What the task asks:
Find the lines that contain the word "Mean" and copy each one.

********************

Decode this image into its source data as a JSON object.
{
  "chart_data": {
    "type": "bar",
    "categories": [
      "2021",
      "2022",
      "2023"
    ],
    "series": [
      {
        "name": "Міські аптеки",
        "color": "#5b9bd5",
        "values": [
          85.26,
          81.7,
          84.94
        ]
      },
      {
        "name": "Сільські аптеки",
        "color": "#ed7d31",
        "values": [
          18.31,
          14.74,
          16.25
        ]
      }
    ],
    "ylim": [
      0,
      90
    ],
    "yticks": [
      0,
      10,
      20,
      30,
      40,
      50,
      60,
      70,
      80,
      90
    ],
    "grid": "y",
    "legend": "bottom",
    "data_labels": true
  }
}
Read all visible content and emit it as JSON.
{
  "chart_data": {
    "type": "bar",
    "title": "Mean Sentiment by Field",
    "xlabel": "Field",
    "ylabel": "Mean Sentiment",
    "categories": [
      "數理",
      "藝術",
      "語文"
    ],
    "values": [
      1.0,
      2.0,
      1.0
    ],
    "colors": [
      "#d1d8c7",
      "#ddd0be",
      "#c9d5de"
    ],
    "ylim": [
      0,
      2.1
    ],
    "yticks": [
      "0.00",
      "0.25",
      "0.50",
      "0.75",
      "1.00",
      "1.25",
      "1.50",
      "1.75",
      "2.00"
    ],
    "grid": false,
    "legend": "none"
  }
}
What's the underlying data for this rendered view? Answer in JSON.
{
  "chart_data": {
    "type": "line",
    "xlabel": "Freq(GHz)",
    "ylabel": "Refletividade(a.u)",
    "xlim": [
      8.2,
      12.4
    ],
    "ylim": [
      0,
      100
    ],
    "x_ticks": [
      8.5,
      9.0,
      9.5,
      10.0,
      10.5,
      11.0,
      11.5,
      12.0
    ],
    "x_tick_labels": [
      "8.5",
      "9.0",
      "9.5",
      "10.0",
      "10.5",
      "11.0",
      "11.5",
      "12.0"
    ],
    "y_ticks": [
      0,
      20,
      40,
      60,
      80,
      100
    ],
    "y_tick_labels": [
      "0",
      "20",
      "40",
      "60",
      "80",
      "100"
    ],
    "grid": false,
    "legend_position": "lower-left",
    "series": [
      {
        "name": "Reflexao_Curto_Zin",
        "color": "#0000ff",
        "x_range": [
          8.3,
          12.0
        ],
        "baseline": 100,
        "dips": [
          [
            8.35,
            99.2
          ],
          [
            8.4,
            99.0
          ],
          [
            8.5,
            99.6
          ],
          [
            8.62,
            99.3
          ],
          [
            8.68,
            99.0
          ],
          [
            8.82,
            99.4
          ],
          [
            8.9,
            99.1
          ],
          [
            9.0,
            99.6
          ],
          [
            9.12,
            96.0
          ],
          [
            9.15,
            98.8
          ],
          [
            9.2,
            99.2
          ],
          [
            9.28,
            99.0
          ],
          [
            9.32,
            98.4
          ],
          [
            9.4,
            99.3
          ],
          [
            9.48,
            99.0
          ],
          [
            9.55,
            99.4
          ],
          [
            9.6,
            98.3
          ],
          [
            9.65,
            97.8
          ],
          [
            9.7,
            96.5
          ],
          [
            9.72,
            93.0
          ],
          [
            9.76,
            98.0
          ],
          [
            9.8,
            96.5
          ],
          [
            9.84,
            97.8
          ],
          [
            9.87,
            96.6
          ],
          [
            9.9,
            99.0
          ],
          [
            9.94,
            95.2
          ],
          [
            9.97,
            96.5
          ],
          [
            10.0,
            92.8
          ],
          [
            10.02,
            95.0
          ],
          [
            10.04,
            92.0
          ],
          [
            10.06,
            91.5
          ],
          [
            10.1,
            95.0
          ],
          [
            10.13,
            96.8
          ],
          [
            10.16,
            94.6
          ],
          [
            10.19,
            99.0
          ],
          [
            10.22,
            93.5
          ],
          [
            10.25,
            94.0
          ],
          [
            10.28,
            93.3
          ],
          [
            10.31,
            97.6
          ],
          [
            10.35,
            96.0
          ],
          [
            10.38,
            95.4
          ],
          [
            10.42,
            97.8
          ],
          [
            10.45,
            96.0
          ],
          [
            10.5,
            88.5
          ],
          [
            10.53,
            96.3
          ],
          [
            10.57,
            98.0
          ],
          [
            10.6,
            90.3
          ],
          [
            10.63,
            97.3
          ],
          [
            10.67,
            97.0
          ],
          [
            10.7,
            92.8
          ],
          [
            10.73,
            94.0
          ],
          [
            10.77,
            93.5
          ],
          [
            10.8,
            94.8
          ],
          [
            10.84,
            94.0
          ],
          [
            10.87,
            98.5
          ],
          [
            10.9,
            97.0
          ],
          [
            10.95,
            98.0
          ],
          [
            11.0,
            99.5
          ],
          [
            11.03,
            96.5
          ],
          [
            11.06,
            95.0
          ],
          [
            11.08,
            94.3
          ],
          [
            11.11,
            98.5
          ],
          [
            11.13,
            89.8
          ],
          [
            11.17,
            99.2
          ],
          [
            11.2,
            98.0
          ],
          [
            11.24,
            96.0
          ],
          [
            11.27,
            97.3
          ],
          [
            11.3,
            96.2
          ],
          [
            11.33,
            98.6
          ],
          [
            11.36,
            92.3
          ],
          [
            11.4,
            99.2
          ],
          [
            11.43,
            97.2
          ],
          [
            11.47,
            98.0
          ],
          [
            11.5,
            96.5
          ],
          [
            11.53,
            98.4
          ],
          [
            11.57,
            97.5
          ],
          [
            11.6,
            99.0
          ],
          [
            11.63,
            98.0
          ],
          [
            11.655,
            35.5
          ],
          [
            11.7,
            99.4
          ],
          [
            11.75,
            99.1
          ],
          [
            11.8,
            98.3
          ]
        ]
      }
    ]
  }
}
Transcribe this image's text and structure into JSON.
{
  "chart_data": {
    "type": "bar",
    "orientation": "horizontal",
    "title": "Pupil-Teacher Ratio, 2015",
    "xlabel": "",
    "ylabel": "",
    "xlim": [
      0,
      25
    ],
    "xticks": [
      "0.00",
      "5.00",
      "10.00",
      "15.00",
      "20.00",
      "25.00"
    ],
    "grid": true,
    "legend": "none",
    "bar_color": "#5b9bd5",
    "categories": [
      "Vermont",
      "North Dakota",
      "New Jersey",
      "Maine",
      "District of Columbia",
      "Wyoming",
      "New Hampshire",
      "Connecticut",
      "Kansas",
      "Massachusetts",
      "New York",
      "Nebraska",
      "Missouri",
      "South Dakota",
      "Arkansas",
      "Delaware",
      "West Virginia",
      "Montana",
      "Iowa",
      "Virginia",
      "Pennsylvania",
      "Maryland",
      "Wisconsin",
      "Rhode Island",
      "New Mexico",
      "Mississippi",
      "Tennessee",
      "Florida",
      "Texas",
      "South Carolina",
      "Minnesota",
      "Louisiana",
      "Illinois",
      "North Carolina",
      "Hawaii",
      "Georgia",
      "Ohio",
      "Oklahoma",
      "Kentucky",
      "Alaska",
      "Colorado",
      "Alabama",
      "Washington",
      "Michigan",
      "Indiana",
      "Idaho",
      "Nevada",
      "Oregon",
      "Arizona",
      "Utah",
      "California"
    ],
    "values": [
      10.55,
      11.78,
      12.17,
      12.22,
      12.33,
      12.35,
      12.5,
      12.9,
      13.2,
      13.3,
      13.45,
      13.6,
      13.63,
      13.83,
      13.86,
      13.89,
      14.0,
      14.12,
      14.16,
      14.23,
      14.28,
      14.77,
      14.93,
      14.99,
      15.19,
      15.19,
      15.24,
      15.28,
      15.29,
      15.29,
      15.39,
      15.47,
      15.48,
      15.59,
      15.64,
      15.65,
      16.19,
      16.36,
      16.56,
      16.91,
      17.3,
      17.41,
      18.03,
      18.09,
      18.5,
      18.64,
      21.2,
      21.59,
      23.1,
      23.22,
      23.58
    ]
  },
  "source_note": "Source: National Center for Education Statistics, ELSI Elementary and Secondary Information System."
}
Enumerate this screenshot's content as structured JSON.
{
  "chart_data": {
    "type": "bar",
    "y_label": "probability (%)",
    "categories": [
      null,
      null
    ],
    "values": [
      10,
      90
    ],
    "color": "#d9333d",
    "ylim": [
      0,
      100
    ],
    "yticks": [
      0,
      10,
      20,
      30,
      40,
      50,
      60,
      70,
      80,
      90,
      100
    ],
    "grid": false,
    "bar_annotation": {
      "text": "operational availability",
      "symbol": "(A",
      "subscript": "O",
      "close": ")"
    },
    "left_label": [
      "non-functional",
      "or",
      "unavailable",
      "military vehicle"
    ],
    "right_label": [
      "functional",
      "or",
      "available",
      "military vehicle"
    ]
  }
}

********************

Exercise result:
    "title": "Mean Sentiment by Field",
    "ylabel": "Mean Sentiment",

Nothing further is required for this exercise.